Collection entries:
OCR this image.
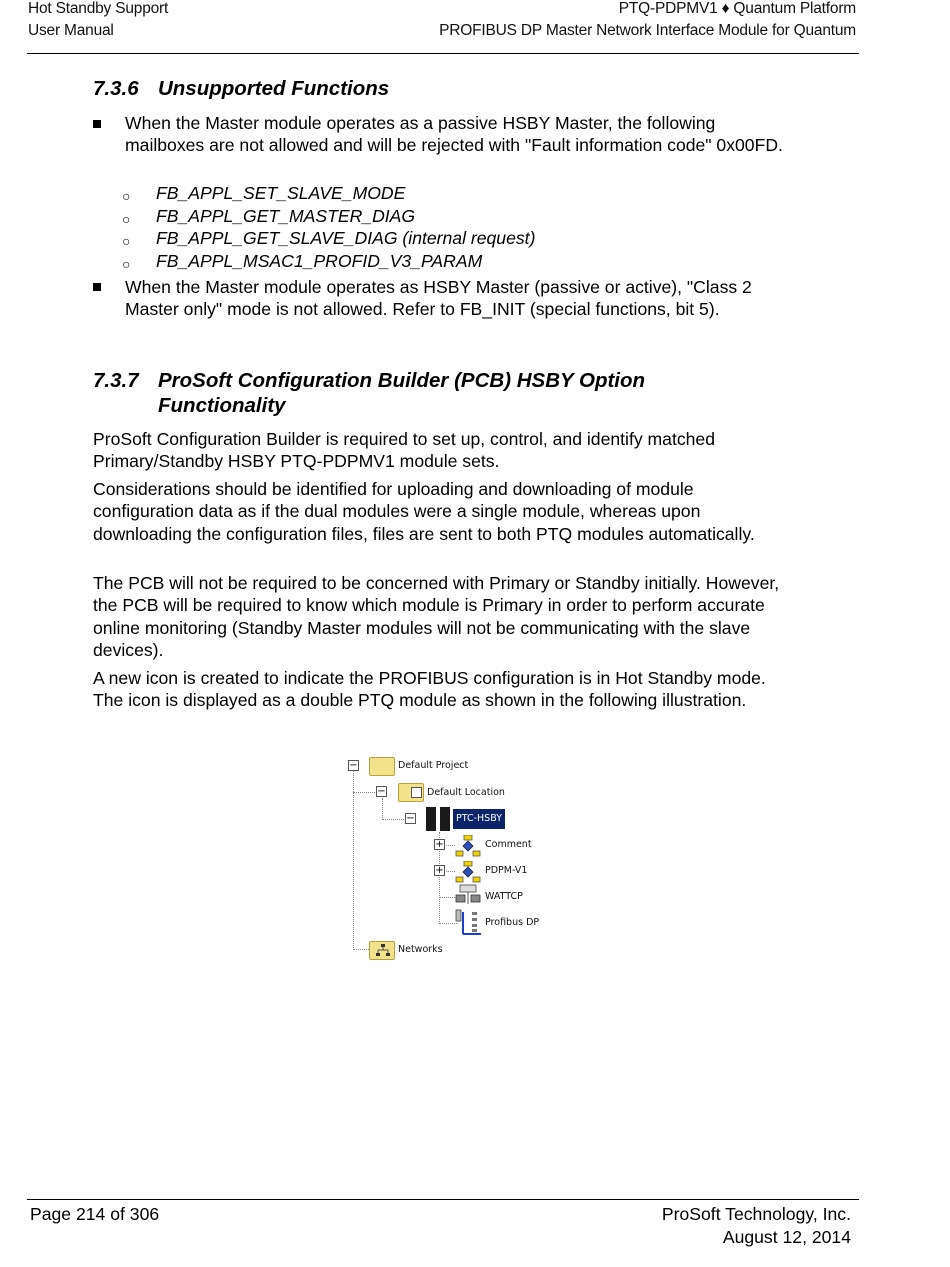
Hot Standby Support
User Manual
PTQ-PDPMV1 ♦ Quantum Platform
PROFIBUS DP Master Network Interface Module for Quantum
7.3.6 Unsupported Functions
When the Master module operates as a passive HSBY Master, the following mailboxes are not allowed and will be rejected with "Fault information code" 0x00FD.
○ FB_APPL_SET_SLAVE_MODE
○ FB_APPL_GET_MASTER_DIAG
○ FB_APPL_GET_SLAVE_DIAG (internal request)
○ FB_APPL_MSAC1_PROFID_V3_PARAM
When the Master module operates as HSBY Master (passive or active), "Class 2 Master only" mode is not allowed. Refer to FB_INIT (special functions, bit 5).
7.3.7 ProSoft Configuration Builder (PCB) HSBY Option
Functionality
ProSoft Configuration Builder is required to set up, control, and identify matched Primary/Standby HSBY PTQ-PDPMV1 module sets.
Considerations should be identified for uploading and downloading of module configuration data as if the dual modules were a single module, whereas upon downloading the configuration files, files are sent to both PTQ modules automatically.
The PCB will not be required to be concerned with Primary or Standby initially. However, the PCB will be required to know which module is Primary in order to perform accurate online monitoring (Standby Master modules will not be communicating with the slave devices).
A new icon is created to indicate the PROFIBUS configuration is in Hot Standby mode. The icon is displayed as a double PTQ module as shown in the following illustration.
−	Default Project
−	Default Location
−	PTC-HSBY
+	Comment
+	PDPM-V1
WATTCP
Profibus DP
Networks
Page 214 of 306	ProSoft Technology, Inc.
August 12, 2014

*Written request*:
Print the listing above in full, exactly as written. Omit any pictures.

*Task result*:
OCR this image.
Hot Standby Support
User Manual
PTQ-PDPMV1 ♦ Quantum Platform
PROFIBUS DP Master Network Interface Module for Quantum
7.3.6 Unsupported Functions
When the Master module operates as a passive HSBY Master, the following mailboxes are not allowed and will be rejected with "Fault information code" 0x00FD.
○ FB_APPL_SET_SLAVE_MODE
○ FB_APPL_GET_MASTER_DIAG
○ FB_APPL_GET_SLAVE_DIAG (internal request)
○ FB_APPL_MSAC1_PROFID_V3_PARAM
When the Master module operates as HSBY Master (passive or active), "Class 2 Master only" mode is not allowed. Refer to FB_INIT (special functions, bit 5).
7.3.7 ProSoft Configuration Builder (PCB) HSBY Option
Functionality
ProSoft Configuration Builder is required to set up, control, and identify matched Primary/Standby HSBY PTQ-PDPMV1 module sets.
Considerations should be identified for uploading and downloading of module configuration data as if the dual modules were a single module, whereas upon downloading the configuration files, files are sent to both PTQ modules automatically.
The PCB will not be required to be concerned with Primary or Standby initially. However, the PCB will be required to know which module is Primary in order to perform accurate online monitoring (Standby Master modules will not be communicating with the slave devices).
A new icon is created to indicate the PROFIBUS configuration is in Hot Standby mode. The icon is displayed as a double PTQ module as shown in the following illustration.
−	Default Project
−	Default Location
−	PTC-HSBY
+	Comment
+	PDPM-V1
WATTCP
Profibus DP
Networks
Page 214 of 306	ProSoft Technology, Inc.
August 12, 2014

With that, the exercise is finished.